— begin Dataset excerpts —

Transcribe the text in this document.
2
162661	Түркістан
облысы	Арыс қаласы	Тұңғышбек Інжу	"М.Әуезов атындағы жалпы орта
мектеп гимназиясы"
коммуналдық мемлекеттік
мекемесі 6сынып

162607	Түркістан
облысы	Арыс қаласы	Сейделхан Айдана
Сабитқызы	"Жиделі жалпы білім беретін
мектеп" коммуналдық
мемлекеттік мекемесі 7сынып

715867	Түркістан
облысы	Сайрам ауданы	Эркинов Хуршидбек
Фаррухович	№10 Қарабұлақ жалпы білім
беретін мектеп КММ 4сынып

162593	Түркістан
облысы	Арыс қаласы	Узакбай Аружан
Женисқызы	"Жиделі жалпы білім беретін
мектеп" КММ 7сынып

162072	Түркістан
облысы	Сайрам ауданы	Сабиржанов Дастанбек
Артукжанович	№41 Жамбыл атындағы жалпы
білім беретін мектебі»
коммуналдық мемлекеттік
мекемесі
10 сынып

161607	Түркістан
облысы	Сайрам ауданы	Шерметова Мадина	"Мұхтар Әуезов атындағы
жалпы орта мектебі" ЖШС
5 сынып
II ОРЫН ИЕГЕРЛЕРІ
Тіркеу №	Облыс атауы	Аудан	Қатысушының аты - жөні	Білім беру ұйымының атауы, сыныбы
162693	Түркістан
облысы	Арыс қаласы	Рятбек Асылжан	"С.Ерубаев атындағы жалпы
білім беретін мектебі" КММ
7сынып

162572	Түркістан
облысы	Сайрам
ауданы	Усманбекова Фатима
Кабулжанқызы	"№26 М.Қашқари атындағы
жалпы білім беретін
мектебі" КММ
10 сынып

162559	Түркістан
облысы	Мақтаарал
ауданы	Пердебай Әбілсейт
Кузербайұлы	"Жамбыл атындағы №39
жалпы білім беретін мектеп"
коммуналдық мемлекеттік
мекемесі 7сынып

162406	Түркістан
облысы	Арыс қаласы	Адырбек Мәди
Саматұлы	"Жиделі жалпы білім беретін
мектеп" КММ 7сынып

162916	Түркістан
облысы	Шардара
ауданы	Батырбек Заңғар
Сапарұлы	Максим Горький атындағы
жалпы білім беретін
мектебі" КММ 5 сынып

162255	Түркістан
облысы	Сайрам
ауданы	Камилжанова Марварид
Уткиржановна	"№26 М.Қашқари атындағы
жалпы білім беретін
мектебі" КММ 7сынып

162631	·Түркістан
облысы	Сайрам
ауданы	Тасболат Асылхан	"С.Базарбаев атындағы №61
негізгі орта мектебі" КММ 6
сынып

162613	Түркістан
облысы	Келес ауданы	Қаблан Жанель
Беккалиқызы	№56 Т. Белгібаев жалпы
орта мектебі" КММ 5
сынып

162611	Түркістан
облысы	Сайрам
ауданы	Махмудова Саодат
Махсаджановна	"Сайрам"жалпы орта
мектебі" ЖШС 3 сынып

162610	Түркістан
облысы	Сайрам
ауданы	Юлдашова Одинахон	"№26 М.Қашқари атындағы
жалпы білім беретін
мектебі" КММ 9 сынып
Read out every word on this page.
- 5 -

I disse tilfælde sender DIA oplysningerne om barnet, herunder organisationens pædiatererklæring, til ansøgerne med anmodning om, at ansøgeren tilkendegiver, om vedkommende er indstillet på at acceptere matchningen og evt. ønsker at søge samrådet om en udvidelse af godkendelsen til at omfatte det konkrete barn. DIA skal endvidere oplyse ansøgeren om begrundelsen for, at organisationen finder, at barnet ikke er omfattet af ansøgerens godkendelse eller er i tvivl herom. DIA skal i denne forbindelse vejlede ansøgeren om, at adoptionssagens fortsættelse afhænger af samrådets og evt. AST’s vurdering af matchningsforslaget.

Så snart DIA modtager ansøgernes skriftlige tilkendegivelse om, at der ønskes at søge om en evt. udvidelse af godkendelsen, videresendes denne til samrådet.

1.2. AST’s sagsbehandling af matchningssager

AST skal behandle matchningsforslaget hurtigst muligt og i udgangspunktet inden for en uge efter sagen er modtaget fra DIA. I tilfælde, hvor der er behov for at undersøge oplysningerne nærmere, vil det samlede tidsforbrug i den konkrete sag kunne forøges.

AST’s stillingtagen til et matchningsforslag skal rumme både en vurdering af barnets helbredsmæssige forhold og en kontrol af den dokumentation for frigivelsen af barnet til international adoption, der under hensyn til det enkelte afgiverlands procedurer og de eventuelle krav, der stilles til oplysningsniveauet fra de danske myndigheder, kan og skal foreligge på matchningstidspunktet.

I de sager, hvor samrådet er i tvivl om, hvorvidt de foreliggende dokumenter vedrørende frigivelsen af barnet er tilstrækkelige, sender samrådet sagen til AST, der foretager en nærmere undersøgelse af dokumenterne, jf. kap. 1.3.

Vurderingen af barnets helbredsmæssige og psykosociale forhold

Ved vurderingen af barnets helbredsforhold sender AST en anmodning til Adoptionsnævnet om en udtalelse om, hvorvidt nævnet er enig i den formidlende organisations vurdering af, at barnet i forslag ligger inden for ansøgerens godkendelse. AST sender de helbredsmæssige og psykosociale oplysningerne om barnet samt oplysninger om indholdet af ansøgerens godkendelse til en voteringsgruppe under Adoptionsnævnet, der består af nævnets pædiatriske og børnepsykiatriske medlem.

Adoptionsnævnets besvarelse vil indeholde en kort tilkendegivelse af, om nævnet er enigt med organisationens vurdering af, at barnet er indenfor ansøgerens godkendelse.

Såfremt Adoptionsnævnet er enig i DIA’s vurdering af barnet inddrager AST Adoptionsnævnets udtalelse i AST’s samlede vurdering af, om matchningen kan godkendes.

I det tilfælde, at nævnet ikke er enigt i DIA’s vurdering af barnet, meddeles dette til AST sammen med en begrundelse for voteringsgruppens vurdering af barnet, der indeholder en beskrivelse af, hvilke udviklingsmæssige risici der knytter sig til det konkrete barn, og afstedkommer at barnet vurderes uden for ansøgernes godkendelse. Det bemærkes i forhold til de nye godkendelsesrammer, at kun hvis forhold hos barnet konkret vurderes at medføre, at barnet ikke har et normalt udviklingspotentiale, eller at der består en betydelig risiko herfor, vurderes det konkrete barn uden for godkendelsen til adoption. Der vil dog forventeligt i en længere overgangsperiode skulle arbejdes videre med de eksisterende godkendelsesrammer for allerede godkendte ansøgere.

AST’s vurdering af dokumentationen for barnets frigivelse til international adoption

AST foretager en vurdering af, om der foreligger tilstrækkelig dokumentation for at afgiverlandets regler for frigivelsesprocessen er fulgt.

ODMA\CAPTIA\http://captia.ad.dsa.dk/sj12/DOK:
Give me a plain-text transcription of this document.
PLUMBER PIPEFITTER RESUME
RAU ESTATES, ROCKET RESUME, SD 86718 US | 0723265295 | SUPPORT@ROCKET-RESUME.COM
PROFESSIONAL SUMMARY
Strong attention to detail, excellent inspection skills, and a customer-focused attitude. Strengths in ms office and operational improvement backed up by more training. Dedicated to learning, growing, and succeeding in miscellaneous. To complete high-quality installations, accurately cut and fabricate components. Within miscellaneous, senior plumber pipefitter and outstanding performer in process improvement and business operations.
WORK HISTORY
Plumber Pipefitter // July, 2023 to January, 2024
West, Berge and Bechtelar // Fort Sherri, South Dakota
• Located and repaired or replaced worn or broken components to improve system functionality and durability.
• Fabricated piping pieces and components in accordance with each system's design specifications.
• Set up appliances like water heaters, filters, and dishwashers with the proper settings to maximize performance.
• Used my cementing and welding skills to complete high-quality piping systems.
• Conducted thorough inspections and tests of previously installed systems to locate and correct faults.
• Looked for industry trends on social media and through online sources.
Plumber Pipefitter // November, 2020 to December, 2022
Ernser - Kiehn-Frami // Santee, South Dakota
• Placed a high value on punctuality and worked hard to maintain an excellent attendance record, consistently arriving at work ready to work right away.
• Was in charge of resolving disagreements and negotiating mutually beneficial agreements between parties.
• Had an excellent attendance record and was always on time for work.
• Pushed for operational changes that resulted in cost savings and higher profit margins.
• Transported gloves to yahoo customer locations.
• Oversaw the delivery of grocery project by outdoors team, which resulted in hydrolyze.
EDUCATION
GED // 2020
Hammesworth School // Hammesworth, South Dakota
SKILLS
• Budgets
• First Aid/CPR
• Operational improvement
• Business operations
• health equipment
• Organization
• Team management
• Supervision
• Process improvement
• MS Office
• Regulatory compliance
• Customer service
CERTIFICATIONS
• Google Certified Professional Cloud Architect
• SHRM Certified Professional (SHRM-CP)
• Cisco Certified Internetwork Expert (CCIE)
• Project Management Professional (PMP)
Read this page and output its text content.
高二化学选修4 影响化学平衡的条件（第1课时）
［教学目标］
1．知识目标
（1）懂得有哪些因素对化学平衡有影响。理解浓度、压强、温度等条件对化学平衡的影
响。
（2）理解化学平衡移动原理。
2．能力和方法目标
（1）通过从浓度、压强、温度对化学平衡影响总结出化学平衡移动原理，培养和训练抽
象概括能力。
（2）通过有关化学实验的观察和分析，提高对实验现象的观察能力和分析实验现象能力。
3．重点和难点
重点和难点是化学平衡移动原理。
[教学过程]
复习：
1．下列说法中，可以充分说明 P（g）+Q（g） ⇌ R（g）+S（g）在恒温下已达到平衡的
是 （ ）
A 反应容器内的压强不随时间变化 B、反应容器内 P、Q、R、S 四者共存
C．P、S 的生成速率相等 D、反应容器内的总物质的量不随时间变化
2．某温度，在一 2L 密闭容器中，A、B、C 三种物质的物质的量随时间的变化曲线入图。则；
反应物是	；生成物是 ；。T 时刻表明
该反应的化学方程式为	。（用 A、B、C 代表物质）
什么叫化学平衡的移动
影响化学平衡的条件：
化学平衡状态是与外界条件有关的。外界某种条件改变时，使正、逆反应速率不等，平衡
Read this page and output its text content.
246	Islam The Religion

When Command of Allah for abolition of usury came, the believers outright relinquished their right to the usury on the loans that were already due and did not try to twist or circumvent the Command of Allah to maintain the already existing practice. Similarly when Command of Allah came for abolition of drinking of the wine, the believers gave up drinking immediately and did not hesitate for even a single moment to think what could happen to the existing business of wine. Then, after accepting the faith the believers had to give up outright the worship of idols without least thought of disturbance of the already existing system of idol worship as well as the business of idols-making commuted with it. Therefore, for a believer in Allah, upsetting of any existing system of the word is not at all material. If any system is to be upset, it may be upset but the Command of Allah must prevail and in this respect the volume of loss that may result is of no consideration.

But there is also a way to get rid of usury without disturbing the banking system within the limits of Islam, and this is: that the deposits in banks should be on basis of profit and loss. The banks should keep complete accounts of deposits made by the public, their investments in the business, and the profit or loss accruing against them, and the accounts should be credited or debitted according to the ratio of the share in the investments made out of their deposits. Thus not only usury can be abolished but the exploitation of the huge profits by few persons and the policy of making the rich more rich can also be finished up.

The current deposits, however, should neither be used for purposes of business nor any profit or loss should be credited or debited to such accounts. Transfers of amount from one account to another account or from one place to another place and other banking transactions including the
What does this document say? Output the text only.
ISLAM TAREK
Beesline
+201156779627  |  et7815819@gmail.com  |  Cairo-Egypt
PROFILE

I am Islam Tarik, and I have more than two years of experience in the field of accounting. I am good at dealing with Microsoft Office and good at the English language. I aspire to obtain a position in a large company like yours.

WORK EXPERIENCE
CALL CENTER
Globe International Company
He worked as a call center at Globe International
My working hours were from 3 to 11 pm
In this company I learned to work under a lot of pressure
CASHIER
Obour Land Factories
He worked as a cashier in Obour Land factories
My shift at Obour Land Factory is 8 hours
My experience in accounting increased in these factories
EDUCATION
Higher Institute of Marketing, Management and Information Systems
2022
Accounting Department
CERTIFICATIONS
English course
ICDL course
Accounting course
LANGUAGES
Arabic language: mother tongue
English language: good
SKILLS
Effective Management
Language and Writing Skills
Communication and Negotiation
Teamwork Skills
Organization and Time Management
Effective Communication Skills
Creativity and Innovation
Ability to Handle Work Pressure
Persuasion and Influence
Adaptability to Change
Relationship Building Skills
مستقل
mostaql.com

— end Dataset excerpts —

**Exercise**
Find and copy every line in the entries above where the string "Communication" occurs.

**Expected answer**
Communication and Negotiation
Effective Communication Skills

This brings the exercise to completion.